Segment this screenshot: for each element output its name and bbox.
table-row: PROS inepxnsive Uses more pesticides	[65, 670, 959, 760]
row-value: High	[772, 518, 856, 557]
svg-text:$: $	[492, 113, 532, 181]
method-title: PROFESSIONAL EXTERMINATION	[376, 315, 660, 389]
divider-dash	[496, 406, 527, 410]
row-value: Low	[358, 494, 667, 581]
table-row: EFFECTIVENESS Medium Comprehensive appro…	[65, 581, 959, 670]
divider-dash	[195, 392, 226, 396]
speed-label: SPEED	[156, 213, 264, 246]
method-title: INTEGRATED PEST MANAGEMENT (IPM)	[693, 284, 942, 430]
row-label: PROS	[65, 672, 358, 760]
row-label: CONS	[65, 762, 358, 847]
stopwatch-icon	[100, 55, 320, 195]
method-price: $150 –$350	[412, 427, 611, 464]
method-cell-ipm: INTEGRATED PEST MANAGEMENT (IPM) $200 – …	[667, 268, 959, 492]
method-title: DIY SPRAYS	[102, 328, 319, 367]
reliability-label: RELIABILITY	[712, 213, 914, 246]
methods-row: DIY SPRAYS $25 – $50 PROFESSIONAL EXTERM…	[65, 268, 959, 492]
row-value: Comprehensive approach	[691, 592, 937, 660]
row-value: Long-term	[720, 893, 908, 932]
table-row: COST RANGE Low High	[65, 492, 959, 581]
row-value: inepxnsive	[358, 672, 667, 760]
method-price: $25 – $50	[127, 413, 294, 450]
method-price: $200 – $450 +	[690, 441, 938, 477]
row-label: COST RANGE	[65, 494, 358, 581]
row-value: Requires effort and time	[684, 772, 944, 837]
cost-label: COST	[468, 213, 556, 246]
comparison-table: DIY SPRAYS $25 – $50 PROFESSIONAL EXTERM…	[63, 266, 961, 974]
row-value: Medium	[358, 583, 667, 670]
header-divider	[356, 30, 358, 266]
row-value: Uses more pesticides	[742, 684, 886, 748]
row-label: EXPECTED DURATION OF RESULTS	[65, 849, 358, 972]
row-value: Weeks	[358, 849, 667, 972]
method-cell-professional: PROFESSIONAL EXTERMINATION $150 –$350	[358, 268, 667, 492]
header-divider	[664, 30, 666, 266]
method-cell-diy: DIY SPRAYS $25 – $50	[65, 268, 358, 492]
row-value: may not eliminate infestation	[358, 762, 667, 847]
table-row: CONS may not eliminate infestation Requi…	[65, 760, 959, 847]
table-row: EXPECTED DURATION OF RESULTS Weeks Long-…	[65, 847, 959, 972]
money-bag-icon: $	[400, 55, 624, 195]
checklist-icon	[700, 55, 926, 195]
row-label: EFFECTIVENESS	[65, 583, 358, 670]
......
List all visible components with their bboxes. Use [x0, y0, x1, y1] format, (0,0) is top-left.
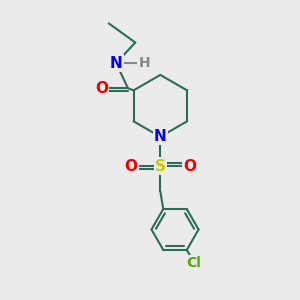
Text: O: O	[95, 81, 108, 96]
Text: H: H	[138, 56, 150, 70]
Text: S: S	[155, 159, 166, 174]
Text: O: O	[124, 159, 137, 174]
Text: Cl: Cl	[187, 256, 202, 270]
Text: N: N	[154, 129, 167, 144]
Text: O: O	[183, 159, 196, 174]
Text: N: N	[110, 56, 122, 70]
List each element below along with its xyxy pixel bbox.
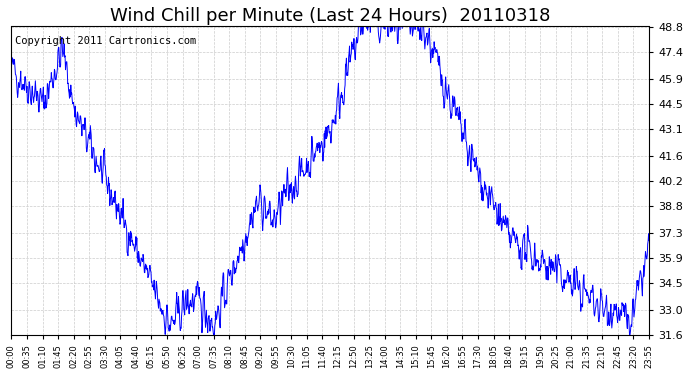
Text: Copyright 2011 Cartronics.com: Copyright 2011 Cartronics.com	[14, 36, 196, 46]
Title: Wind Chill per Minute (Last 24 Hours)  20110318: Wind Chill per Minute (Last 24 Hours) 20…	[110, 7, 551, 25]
......
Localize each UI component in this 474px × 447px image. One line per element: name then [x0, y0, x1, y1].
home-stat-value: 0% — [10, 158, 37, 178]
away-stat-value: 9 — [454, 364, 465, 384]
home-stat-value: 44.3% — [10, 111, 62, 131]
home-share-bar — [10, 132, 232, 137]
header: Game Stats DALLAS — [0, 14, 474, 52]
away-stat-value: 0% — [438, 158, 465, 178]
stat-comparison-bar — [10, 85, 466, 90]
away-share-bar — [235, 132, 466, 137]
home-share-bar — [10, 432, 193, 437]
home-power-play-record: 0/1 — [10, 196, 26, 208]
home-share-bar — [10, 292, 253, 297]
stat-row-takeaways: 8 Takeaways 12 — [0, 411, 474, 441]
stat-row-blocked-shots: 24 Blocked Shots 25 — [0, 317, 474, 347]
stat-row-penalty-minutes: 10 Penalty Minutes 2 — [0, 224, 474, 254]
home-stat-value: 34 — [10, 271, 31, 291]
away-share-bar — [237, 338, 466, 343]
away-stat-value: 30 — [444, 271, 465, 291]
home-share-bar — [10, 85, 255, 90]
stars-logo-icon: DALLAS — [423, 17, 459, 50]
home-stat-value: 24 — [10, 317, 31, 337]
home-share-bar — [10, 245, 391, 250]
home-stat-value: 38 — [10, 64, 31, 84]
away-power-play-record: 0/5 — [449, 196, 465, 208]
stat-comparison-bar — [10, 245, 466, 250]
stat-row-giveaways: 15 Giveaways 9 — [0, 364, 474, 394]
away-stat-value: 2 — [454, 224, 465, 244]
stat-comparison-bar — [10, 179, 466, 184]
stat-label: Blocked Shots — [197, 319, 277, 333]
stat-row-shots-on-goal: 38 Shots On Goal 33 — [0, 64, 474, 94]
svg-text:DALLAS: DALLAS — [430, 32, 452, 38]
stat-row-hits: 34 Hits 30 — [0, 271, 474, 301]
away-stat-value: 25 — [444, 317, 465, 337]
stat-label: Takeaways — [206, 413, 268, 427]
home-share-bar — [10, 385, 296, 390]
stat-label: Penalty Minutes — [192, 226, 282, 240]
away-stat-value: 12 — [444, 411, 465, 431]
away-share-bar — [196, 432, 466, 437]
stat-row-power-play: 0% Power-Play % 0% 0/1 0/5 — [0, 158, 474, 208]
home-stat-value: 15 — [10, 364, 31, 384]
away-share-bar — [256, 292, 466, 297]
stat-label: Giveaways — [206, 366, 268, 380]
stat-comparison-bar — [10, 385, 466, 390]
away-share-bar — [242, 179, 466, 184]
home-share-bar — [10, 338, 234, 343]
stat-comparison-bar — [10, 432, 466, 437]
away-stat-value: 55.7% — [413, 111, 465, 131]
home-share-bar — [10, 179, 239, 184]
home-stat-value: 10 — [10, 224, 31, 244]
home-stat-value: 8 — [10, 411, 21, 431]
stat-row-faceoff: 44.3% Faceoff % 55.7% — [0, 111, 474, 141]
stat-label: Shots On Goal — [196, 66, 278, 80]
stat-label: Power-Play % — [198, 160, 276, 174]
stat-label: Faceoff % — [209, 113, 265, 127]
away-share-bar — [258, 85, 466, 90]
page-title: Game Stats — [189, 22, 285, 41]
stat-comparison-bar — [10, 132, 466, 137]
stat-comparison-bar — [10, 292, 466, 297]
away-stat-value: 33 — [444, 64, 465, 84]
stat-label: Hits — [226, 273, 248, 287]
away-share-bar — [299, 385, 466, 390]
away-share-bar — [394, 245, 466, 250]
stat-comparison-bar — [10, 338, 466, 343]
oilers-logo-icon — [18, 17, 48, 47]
......
Short task
Return unchanged every line from the one containing "Localize each UI" through the one containing "stat-comparison-bar — [10, 179, 466, 184]", both included, and nothing else from the entries.

Task answer
Localize each UI component in this 474px × 447px image. One line per element: name then [x0, y0, x1, y1].
home-stat-value: 0% — [10, 158, 37, 178]
away-stat-value: 9 — [454, 364, 465, 384]
home-stat-value: 44.3% — [10, 111, 62, 131]
home-share-bar — [10, 132, 232, 137]
header: Game Stats DALLAS — [0, 14, 474, 52]
away-stat-value: 0% — [438, 158, 465, 178]
stat-comparison-bar — [10, 85, 466, 90]
away-share-bar — [235, 132, 466, 137]
home-share-bar — [10, 432, 193, 437]
home-power-play-record: 0/1 — [10, 196, 26, 208]
home-share-bar — [10, 292, 253, 297]
stat-row-takeaways: 8 Takeaways 12 — [0, 411, 474, 441]
stat-row-blocked-shots: 24 Blocked Shots 25 — [0, 317, 474, 347]
stat-row-penalty-minutes: 10 Penalty Minutes 2 — [0, 224, 474, 254]
home-stat-value: 34 — [10, 271, 31, 291]
away-share-bar — [237, 338, 466, 343]
away-stat-value: 30 — [444, 271, 465, 291]
home-share-bar — [10, 85, 255, 90]
stars-logo-icon: DALLAS — [423, 17, 459, 50]
home-stat-value: 24 — [10, 317, 31, 337]
home-share-bar — [10, 245, 391, 250]
home-stat-value: 38 — [10, 64, 31, 84]
away-power-play-record: 0/5 — [449, 196, 465, 208]
stat-comparison-bar — [10, 245, 466, 250]
stat-row-giveaways: 15 Giveaways 9 — [0, 364, 474, 394]
away-stat-value: 2 — [454, 224, 465, 244]
stat-comparison-bar — [10, 179, 466, 184]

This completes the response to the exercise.